*JOB*. Go through the data below. Pull out every line that has the word "values".

*RECORDS PROVIDED*.
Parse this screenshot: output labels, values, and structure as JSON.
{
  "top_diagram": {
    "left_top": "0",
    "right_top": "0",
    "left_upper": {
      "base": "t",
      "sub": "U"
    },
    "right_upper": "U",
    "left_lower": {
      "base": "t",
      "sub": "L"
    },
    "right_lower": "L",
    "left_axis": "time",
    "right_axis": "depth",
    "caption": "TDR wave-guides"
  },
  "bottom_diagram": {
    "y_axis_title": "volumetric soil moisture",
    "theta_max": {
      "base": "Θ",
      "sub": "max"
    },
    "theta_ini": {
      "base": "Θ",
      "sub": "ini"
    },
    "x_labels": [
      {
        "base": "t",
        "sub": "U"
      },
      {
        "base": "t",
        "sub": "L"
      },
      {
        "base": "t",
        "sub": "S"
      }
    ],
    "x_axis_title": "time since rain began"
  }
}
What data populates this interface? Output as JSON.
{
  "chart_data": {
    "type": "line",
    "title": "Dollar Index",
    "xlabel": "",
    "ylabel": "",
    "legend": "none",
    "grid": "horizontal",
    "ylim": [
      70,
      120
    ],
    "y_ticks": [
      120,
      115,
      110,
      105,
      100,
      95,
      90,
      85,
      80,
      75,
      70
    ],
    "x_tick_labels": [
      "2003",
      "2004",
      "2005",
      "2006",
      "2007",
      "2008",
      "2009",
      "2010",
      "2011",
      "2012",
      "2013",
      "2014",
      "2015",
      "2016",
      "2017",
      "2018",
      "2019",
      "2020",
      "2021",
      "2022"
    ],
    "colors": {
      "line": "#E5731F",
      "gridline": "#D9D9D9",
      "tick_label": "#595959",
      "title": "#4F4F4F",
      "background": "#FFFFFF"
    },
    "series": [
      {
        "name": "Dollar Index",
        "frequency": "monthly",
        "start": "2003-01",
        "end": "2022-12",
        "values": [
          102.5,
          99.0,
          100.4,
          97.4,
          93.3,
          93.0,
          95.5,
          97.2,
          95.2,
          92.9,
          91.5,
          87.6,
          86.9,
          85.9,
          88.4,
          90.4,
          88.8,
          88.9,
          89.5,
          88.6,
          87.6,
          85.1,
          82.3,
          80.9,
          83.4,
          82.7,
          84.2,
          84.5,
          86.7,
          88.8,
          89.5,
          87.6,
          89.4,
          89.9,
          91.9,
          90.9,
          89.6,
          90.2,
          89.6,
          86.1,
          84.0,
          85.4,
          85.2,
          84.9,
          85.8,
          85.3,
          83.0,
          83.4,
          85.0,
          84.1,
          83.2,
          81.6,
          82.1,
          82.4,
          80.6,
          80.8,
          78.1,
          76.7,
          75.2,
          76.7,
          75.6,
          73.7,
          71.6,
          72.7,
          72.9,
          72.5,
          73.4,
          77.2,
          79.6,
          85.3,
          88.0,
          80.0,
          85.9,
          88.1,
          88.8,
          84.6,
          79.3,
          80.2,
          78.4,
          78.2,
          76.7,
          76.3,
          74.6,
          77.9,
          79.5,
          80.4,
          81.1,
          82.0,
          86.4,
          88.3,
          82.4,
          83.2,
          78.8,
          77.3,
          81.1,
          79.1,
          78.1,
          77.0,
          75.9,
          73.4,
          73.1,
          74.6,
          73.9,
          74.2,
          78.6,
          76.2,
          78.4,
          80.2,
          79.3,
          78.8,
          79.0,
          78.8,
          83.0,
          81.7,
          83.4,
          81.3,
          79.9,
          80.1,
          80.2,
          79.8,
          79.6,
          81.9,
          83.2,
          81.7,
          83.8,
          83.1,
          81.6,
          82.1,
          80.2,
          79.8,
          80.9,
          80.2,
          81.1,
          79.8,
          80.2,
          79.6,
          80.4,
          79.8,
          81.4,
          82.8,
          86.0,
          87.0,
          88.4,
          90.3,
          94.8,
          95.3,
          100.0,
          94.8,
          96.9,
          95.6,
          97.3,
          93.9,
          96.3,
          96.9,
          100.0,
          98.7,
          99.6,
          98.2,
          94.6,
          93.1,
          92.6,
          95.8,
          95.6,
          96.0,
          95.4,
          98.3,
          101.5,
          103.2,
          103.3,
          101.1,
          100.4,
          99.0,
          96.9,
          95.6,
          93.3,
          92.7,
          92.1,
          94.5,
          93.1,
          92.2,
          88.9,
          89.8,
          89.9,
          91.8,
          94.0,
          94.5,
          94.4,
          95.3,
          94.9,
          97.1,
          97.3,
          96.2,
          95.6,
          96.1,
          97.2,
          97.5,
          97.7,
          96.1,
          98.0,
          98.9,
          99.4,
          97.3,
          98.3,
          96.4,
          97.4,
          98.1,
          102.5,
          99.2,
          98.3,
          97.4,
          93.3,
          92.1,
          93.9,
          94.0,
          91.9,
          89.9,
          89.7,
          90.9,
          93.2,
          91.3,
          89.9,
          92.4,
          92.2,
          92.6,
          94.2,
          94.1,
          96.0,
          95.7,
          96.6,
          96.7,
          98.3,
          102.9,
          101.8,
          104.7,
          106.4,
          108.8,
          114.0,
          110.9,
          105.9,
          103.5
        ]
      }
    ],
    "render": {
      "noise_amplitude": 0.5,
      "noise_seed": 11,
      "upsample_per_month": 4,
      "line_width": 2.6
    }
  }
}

*EXPECTED OUTPUT*.
Parse this screenshot: output labels, values, and structure as JSON.
        "values": [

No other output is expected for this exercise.